#### [作業指示]
1/ 「FOLLOW」の解説文について、次の問いに答えてください。
(a) 「FOLLOW」の編曲を担当したのは誰ですか。
(b) 「FOLLOW」はどのアルバムに収録され、そのアルバムは何年のものですか。
(c) 質問を受けてから解説を書くまでに、どれくらいの期間が経過したと書かれていますか。
2/ 「FOLLOW」の解説文のうち、「今回はKis-My-Ft2の」を含む語句で始まり「it BURN!」「Flamingo」「One Kiss」「蜃気楼」の歌詞を担当。」で終わる部分を、一字一句違えずに再現してください。

**** 抜粋本文

治安悪いサウンドが大好きなのでFOLLOWも例外なく好きですね。あんなゴリゴリな音なのに、歌詞は星屑のスパンコールの系統でズルいな〜と常々思ってます。いつかFOLLOWの解説も書きますね…! #peing #質問箱 https://t.co/FbvhNh5IaR
— みやま (@miyamachronicle) October 21, 2018
質問を頂いてからいつのまにか2ヶ月以上経過。ずいぶんお待たせしてしまった…。
今回はKis-My-Ft2の「FOLLOW」について、楽曲解説という名の超個人的解釈を述べていきたい。
楽曲データ
作詞:Ryohei Yamamoto
作曲:SETEVEN LEE・Drew Ryan Scott
編曲:CHOKKAKU
- 4thアルバム「KIS-MY-WORLD」(2015年)収録
試聴ページ → MUSIC | Kis-My-Ft2 Official Website
作詞のRyohei Yamamoto氏はキスマイ楽曲では「Gravity」「Let it BURN!」「Flamingo」「One Kiss」「蜃気楼」の歌詞を担当。

********
**** 記録データ

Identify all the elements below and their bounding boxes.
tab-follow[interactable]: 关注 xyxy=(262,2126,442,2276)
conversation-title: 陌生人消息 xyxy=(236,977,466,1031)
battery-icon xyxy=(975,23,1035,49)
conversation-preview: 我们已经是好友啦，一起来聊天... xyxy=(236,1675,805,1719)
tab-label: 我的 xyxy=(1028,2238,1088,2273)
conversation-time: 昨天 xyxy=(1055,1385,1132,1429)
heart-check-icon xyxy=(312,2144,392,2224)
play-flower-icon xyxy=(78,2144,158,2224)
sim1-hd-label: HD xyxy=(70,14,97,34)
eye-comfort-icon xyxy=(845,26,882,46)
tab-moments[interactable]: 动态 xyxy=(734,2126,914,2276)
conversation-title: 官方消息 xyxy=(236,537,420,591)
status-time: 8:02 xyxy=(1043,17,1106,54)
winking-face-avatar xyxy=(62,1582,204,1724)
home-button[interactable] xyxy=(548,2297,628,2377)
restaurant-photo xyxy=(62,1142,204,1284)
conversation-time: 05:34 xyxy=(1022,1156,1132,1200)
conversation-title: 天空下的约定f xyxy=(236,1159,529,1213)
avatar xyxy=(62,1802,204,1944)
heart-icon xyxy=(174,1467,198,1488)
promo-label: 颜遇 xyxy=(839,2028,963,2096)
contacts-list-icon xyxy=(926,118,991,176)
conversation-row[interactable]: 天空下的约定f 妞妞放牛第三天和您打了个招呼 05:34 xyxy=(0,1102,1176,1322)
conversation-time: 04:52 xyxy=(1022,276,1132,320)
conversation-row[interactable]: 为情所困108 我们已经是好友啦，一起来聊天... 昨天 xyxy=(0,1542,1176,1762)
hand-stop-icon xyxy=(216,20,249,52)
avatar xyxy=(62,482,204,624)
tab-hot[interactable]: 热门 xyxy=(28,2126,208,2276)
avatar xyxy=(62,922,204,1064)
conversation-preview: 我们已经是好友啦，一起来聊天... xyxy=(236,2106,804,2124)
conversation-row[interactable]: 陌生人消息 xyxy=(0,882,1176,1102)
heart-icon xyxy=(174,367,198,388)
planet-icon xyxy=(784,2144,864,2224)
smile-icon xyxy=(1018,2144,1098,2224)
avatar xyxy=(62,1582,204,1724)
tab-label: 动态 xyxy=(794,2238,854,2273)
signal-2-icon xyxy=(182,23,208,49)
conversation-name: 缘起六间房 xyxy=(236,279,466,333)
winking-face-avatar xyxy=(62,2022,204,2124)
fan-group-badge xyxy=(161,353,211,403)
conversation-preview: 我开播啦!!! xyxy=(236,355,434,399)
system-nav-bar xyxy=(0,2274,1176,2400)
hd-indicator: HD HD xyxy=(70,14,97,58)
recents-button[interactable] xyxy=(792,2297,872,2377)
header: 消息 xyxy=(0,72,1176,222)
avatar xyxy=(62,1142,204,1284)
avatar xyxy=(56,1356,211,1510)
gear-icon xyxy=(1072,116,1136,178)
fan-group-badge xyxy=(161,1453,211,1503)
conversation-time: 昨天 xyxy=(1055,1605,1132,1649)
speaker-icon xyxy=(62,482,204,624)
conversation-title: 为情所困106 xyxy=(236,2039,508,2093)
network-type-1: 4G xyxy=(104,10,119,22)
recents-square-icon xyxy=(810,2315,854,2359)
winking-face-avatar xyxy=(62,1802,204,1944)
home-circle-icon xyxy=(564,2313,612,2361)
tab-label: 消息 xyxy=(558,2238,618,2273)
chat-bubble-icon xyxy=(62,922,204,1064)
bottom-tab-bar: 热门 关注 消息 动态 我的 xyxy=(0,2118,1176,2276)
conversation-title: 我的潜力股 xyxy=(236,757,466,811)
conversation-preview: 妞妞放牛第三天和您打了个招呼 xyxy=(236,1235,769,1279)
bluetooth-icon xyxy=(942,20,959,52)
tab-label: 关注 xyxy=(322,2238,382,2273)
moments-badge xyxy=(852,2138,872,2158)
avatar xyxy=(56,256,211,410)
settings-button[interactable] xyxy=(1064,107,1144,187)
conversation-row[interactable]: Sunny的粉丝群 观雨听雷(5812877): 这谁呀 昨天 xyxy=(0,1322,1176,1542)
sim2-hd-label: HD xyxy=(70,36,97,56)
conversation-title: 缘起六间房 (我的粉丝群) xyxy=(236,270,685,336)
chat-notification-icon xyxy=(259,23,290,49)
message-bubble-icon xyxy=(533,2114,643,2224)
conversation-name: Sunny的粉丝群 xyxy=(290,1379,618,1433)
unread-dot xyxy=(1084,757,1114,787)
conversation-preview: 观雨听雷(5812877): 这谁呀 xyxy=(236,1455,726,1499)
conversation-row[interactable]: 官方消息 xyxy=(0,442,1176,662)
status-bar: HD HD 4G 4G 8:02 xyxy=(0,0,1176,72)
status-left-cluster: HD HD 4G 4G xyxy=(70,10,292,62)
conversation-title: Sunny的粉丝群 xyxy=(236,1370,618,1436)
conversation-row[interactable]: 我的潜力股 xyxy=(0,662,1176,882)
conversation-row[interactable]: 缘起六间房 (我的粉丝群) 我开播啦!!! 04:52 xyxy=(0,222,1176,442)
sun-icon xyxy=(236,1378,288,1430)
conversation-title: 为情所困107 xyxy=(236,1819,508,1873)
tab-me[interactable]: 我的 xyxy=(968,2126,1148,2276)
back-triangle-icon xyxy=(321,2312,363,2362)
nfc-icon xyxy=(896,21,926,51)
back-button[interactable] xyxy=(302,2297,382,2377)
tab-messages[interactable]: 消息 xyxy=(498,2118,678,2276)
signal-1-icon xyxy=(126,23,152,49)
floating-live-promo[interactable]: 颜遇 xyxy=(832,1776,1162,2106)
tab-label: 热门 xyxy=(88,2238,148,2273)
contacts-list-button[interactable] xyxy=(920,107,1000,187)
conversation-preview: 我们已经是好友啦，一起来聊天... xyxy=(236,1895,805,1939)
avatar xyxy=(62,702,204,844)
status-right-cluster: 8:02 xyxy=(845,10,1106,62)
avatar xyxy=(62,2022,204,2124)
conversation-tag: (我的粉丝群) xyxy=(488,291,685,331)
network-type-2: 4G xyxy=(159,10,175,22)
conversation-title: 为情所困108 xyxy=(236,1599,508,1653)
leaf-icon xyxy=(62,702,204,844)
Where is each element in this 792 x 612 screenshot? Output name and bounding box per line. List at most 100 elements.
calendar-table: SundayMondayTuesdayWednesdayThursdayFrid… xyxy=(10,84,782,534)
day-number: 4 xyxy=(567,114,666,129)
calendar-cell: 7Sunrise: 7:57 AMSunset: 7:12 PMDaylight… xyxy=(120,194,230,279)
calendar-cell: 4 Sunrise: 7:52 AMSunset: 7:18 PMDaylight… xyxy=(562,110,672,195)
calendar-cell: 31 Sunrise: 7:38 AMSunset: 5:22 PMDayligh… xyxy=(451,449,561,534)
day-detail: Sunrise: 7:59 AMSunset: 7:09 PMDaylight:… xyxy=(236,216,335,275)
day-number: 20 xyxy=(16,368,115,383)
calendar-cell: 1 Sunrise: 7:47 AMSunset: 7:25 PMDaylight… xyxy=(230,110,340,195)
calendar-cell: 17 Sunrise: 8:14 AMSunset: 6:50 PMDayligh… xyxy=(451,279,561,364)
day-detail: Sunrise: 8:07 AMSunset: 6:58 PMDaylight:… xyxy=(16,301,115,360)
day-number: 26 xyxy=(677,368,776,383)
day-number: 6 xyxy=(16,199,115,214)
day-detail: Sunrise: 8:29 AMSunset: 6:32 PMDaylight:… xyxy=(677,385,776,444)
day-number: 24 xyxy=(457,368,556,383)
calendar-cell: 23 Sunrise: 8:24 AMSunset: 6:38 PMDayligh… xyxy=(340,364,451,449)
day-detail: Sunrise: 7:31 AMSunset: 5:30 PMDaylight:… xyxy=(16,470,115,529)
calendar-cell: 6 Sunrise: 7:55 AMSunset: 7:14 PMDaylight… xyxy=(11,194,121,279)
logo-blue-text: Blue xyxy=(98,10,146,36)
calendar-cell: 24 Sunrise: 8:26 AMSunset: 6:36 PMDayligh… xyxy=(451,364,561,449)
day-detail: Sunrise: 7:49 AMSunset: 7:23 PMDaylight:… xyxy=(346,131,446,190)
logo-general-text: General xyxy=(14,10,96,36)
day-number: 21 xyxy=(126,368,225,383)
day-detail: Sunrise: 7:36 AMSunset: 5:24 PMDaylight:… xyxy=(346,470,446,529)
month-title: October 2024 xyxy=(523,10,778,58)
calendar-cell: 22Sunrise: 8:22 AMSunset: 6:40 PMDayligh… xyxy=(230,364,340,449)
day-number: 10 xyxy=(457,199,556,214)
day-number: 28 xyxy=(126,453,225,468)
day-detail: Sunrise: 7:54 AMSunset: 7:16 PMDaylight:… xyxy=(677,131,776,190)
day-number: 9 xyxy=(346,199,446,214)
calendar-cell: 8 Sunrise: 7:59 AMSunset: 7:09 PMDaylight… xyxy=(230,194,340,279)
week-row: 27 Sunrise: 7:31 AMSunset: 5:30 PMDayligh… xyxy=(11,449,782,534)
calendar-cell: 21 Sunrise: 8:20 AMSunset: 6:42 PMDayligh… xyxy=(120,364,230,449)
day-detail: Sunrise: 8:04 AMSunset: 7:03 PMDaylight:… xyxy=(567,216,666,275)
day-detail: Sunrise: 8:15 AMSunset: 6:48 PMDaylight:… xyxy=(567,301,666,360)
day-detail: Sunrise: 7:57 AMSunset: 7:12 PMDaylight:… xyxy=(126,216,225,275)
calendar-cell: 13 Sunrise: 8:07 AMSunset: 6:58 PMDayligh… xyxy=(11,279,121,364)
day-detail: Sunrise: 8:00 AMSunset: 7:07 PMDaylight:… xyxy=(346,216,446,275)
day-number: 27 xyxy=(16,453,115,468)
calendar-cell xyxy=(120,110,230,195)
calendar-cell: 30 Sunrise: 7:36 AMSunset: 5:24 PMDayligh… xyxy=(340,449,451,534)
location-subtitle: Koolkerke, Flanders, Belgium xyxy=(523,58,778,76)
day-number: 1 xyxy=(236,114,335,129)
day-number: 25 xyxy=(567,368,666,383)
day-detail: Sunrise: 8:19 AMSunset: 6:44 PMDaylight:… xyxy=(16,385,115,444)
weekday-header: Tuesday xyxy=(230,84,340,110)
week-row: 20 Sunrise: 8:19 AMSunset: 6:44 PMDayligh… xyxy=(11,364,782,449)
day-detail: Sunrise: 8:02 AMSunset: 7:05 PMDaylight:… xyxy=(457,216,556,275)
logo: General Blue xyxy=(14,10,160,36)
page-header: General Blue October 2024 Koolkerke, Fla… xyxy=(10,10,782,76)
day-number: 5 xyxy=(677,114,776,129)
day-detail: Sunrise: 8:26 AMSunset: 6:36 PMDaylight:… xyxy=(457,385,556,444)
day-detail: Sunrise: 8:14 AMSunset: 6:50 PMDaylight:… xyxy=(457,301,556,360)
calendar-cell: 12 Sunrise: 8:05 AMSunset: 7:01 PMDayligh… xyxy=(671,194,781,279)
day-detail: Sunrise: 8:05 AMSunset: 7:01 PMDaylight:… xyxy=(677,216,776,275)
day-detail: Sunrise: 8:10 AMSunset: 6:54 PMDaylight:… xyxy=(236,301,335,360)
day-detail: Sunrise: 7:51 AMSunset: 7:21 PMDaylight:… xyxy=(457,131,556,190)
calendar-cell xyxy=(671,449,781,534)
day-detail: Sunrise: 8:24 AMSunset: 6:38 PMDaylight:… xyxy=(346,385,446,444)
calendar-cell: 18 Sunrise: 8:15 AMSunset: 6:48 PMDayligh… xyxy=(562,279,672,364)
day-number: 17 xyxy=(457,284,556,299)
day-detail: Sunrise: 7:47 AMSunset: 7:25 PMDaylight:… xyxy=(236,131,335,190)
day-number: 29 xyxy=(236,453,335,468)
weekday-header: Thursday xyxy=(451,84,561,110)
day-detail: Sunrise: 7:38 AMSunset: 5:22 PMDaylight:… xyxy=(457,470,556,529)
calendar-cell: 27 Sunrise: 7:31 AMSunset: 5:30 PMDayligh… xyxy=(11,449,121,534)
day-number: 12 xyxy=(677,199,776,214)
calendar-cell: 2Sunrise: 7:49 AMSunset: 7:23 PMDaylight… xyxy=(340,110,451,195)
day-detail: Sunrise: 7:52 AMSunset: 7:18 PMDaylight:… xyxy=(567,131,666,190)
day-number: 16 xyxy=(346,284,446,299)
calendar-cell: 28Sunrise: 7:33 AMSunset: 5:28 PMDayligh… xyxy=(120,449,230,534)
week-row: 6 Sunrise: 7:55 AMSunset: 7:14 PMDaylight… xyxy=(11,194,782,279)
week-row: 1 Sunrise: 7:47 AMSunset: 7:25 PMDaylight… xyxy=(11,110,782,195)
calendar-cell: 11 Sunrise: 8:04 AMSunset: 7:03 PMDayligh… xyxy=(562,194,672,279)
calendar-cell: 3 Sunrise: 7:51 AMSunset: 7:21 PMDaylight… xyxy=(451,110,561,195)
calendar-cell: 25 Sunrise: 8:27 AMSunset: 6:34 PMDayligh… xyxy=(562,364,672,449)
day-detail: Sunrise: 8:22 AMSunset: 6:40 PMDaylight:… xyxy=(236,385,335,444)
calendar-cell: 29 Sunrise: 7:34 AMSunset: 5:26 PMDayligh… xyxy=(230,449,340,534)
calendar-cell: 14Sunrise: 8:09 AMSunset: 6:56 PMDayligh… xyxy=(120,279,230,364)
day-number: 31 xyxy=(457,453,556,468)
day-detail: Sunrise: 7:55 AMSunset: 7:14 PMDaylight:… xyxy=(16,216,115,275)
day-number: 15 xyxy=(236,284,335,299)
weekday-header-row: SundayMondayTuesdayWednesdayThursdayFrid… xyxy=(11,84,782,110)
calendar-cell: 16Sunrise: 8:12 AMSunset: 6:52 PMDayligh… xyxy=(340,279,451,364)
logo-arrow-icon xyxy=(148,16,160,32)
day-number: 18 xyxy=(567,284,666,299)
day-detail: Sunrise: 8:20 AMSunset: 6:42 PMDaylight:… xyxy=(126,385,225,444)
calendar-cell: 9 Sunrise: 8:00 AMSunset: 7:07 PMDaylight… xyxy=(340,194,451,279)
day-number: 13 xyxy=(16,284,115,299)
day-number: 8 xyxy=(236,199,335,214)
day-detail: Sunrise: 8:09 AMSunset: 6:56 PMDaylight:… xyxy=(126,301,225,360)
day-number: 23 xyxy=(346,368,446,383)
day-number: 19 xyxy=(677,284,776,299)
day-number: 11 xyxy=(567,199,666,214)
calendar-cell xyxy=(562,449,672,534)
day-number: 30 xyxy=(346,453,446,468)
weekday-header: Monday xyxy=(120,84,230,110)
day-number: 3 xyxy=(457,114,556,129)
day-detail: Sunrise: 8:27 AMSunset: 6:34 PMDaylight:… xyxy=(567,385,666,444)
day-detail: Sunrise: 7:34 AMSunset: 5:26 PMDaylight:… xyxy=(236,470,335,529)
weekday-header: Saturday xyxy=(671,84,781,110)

********

#### [解答]
1/
(a) CHOKKAKU
(b) 4thアルバム「KIS-MY-WORLD」で、2015年のものです。
(c) 2ヶ月以上

2/
今回はKis-My-Ft2の「FOLLOW」について、楽曲解説という名の超個人的解釈を述べていきたい。
楽曲データ
作詞:Ryohei Yamamoto
作曲:SETEVEN LEE・Drew Ryan Scott
編曲:CHOKKAKU
- 4thアルバム「KIS-MY-WORLD」(2015年)収録
試聴ページ → MUSIC | Kis-My-Ft2 Official Website
作詞のRyohei Yamamoto氏はキスマイ楽曲では「Gravity」「Let it BURN!」「Flamingo」「One Kiss」「蜃気楼」の歌詞を担当。